▶ _Task statement_:
Return the number of lines in which the word "content" appears; add nothing else.

═══ Listing

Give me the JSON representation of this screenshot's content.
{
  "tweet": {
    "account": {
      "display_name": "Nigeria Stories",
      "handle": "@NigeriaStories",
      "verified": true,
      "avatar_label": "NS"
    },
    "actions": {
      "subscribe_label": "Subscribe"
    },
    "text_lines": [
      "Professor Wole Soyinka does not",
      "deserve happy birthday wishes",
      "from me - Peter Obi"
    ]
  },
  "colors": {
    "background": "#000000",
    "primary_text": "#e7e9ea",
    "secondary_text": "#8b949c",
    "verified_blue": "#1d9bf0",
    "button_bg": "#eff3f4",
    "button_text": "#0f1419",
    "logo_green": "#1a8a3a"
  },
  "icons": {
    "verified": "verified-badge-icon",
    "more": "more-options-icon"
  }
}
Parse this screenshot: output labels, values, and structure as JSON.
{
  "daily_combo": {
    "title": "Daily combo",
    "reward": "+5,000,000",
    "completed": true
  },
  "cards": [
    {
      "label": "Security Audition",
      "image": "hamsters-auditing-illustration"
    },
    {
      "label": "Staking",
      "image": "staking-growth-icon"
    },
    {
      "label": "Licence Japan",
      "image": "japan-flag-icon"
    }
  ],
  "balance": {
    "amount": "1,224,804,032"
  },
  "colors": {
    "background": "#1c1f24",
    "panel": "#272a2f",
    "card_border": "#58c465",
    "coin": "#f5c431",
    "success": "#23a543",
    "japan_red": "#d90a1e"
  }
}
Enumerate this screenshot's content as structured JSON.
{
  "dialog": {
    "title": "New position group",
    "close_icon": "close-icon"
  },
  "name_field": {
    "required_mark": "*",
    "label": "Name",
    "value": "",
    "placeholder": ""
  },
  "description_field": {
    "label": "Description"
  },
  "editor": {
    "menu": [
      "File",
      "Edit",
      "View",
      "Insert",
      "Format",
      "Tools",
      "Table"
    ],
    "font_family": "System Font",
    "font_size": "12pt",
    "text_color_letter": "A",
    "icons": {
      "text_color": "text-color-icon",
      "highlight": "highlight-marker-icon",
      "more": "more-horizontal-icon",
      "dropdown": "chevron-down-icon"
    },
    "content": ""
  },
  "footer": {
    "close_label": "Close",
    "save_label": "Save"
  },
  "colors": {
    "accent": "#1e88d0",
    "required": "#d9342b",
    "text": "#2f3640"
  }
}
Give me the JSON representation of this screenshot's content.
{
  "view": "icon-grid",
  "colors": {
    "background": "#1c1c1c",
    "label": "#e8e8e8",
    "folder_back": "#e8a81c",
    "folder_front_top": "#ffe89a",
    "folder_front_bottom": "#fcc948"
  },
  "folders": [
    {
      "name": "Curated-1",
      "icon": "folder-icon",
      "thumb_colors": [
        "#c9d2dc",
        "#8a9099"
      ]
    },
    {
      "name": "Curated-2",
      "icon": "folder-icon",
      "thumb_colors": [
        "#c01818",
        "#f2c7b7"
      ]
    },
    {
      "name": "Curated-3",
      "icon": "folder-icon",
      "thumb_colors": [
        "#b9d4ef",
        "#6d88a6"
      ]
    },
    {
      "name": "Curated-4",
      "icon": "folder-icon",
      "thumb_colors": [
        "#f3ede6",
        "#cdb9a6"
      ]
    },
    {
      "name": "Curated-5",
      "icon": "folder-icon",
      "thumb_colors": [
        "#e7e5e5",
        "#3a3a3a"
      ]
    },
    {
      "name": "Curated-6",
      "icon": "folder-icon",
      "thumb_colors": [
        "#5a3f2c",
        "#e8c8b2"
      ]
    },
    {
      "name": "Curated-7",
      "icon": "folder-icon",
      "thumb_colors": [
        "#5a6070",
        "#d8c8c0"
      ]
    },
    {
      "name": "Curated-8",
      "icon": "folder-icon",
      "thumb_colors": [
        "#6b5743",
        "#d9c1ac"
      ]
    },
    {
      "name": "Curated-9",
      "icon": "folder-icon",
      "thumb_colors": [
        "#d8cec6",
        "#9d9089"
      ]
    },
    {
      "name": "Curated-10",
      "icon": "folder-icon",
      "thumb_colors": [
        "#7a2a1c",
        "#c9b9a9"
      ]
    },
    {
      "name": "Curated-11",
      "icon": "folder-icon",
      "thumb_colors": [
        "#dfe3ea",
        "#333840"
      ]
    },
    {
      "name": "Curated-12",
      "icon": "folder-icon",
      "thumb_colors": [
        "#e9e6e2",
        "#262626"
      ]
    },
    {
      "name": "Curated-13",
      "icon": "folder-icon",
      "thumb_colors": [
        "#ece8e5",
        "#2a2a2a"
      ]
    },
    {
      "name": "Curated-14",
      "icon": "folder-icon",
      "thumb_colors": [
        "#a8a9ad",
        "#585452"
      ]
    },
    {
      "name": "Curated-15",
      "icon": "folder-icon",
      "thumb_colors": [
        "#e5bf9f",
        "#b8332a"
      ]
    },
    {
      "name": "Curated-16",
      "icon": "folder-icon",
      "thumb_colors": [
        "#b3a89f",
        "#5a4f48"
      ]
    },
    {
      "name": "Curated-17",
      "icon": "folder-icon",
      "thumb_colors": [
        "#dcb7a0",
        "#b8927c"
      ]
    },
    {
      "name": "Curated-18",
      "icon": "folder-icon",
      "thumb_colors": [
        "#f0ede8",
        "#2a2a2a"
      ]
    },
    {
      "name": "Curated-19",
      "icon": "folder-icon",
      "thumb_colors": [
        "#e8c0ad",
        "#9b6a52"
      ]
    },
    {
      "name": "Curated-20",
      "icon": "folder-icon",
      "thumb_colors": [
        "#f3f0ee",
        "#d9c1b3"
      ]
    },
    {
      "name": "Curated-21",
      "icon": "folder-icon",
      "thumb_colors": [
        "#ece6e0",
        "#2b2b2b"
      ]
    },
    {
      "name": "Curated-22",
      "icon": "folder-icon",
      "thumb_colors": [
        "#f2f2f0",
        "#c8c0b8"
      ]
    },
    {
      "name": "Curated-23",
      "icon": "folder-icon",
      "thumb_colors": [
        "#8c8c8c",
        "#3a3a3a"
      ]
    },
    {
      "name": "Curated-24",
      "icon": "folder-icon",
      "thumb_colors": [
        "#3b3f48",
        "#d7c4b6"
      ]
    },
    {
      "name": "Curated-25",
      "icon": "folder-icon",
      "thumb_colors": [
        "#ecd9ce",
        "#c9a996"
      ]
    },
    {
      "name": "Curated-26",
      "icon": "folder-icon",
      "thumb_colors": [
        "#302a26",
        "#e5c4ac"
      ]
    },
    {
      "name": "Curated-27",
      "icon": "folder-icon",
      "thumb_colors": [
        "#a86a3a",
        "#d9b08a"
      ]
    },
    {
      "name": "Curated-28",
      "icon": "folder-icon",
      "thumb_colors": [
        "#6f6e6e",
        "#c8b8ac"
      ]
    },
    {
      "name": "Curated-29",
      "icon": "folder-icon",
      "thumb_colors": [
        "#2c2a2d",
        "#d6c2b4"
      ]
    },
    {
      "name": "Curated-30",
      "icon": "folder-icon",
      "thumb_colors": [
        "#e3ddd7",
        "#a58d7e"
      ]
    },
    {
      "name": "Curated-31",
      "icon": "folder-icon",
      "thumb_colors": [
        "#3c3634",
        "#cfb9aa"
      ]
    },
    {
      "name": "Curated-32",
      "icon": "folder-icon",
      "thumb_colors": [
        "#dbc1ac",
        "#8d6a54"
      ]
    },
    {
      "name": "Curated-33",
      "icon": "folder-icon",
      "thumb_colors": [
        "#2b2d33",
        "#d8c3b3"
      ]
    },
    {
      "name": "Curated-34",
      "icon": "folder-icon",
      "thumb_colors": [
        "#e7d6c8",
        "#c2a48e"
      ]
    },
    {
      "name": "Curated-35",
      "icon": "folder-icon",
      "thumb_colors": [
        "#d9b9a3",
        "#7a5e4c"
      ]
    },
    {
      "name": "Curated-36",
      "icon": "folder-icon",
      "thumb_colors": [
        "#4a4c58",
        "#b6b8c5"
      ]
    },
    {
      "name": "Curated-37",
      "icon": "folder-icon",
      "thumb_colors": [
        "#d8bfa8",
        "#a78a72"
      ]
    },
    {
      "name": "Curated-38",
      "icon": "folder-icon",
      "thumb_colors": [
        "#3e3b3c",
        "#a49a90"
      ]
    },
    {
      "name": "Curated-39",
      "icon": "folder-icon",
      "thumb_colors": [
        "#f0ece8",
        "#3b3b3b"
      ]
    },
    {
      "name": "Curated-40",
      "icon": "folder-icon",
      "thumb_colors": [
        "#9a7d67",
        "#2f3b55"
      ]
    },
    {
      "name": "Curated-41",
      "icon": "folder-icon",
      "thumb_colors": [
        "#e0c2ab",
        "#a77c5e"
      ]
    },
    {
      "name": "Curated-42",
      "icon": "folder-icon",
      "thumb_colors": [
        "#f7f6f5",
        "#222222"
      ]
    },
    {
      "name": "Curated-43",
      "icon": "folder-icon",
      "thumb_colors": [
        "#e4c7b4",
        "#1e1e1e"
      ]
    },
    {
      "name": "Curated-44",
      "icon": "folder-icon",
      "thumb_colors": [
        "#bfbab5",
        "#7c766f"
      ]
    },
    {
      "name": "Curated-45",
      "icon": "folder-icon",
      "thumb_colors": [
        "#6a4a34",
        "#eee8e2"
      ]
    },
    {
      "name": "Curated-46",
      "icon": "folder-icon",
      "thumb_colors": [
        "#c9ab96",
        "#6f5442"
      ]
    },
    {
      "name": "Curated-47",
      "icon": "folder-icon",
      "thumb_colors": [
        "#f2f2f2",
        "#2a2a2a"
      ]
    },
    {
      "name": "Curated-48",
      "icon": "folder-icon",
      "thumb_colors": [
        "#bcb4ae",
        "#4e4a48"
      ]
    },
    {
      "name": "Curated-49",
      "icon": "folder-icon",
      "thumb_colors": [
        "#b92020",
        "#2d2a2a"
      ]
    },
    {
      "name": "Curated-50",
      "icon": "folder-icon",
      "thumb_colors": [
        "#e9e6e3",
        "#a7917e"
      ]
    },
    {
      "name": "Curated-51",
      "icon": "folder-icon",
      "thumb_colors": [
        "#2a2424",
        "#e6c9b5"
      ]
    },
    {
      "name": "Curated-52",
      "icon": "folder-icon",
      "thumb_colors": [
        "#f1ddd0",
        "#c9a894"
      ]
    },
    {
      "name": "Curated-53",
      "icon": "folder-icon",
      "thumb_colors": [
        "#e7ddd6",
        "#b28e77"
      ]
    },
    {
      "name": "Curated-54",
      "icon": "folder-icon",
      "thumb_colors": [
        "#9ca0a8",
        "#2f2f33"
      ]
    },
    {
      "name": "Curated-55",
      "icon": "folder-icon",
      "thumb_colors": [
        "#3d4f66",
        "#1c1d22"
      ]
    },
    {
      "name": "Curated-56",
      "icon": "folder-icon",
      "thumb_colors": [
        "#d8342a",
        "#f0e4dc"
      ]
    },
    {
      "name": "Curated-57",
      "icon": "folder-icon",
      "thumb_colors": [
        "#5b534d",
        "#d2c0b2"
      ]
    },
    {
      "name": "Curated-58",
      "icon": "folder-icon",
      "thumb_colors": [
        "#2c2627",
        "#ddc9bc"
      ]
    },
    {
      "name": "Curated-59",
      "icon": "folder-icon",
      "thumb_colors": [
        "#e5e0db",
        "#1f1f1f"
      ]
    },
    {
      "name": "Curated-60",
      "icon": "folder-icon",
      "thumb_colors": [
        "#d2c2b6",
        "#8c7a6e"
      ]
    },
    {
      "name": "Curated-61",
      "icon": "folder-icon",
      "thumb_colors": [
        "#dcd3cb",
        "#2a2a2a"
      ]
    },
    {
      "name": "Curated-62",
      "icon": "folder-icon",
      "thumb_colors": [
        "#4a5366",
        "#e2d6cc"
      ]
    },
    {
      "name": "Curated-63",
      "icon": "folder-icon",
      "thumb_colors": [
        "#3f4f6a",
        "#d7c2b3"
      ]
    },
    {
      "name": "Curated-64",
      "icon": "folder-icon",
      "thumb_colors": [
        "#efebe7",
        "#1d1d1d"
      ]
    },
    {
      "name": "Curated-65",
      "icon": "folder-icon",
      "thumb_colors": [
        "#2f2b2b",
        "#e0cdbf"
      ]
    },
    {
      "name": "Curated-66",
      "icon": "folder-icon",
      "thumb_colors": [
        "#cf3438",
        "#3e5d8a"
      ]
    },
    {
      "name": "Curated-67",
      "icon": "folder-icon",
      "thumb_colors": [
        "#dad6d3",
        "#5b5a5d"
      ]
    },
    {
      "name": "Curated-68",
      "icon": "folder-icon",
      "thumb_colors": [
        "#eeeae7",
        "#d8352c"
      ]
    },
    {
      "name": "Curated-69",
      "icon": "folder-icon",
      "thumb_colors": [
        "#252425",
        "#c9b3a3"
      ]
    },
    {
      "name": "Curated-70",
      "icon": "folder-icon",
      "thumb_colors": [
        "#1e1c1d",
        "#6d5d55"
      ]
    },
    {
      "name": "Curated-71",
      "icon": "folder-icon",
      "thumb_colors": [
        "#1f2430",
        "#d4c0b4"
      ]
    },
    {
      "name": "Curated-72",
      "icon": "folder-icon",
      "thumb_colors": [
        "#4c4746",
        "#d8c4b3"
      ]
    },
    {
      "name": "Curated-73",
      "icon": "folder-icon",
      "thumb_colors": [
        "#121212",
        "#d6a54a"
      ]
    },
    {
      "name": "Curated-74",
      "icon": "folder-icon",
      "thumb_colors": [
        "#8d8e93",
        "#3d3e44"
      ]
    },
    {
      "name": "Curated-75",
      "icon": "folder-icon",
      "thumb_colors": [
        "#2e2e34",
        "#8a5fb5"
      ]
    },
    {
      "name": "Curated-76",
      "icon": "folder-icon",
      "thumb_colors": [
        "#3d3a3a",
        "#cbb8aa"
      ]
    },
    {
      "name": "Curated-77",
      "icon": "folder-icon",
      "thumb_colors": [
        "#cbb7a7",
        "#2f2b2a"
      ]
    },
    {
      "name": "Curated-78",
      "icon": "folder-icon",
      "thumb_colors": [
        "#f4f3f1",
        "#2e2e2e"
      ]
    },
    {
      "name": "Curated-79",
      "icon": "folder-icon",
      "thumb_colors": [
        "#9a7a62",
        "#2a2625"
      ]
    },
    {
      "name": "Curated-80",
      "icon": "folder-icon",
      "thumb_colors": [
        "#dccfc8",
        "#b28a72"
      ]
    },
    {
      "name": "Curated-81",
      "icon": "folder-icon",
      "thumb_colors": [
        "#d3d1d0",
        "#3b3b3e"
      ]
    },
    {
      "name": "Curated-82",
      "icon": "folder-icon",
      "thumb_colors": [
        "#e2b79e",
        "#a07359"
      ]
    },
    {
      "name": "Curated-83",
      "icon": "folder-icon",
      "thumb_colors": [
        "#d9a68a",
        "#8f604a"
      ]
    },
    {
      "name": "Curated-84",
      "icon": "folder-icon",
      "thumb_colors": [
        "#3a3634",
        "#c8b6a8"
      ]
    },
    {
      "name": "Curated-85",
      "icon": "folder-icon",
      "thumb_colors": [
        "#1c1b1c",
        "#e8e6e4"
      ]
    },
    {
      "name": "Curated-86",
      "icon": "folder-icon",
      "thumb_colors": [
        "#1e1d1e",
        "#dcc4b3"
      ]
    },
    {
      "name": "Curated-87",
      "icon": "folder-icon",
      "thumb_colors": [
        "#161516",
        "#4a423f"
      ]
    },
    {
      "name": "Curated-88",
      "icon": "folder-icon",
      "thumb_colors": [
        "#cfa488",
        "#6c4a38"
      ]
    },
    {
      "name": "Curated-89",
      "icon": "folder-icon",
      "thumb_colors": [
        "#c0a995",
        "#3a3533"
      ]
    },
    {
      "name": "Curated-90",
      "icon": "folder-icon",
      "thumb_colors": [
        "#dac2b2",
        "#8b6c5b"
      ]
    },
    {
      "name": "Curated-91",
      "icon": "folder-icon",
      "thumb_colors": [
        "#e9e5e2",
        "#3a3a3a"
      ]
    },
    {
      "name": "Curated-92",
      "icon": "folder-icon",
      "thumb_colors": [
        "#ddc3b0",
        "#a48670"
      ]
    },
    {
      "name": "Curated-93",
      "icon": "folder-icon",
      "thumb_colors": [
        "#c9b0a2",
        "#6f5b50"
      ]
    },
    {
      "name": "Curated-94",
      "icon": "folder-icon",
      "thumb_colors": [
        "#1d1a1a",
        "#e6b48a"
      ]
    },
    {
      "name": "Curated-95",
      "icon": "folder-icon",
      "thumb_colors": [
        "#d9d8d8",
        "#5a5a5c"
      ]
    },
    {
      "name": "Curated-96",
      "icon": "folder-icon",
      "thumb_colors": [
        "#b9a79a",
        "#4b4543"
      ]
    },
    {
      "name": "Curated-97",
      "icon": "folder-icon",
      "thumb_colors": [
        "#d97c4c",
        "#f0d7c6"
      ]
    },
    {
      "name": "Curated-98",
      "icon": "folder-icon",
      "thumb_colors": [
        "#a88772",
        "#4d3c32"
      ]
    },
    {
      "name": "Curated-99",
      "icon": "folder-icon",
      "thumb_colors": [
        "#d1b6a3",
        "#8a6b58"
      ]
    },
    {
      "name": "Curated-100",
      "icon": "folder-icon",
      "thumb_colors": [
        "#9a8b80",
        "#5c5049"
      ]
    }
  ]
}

══════

▶ _The result_:
4